═════ RECORDED INFORMATION
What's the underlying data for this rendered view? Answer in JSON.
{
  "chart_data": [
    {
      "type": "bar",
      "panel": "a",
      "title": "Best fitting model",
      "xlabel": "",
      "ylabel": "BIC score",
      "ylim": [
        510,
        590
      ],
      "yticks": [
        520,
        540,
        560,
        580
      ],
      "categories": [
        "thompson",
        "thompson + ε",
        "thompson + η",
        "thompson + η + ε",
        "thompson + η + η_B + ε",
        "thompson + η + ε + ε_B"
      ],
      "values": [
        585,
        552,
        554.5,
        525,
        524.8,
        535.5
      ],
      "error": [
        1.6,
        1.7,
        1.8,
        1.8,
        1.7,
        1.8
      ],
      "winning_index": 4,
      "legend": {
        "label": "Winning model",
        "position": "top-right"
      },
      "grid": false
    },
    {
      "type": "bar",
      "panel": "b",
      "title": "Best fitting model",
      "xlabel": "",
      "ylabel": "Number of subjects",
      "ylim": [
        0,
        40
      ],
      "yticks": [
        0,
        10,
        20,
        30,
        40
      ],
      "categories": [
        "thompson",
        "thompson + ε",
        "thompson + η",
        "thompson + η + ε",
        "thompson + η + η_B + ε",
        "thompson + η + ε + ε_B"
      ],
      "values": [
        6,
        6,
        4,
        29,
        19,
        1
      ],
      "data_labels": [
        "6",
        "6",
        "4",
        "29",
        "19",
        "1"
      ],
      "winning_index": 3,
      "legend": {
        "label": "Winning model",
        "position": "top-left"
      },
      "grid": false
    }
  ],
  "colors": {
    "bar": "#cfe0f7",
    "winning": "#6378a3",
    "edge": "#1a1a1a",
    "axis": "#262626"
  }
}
══════════
- [TASK DETAILS] Take the entries above and transcribe them in full.

- [CORRECT ANSWER]
What's the underlying data for this rendered view? Answer in JSON.
{
  "chart_data": [
    {
      "type": "bar",
      "panel": "a",
      "title": "Best fitting model",
      "xlabel": "",
      "ylabel": "BIC score",
      "ylim": [
        510,
        590
      ],
      "yticks": [
        520,
        540,
        560,
        580
      ],
      "categories": [
        "thompson",
        "thompson + ε",
        "thompson + η",
        "thompson + η + ε",
        "thompson + η + η_B + ε",
        "thompson + η + ε + ε_B"
      ],
      "values": [
        585,
        552,
        554.5,
        525,
        524.8,
        535.5
      ],
      "error": [
        1.6,
        1.7,
        1.8,
        1.8,
        1.7,
        1.8
      ],
      "winning_index": 4,
      "legend": {
        "label": "Winning model",
        "position": "top-right"
      },
      "grid": false
    },
    {
      "type": "bar",
      "panel": "b",
      "title": "Best fitting model",
      "xlabel": "",
      "ylabel": "Number of subjects",
      "ylim": [
        0,
        40
      ],
      "yticks": [
        0,
        10,
        20,
        30,
        40
      ],
      "categories": [
        "thompson",
        "thompson + ε",
        "thompson + η",
        "thompson + η + ε",
        "thompson + η + η_B + ε",
        "thompson + η + ε + ε_B"
      ],
      "values": [
        6,
        6,
        4,
        29,
        19,
        1
      ],
      "data_labels": [
        "6",
        "6",
        "4",
        "29",
        "19",
        "1"
      ],
      "winning_index": 3,
      "legend": {
        "label": "Winning model",
        "position": "top-left"
      },
      "grid": false
    }
  ],
  "colors": {
    "bar": "#cfe0f7",
    "winning": "#6378a3",
    "edge": "#1a1a1a",
    "axis": "#262626"
  }
}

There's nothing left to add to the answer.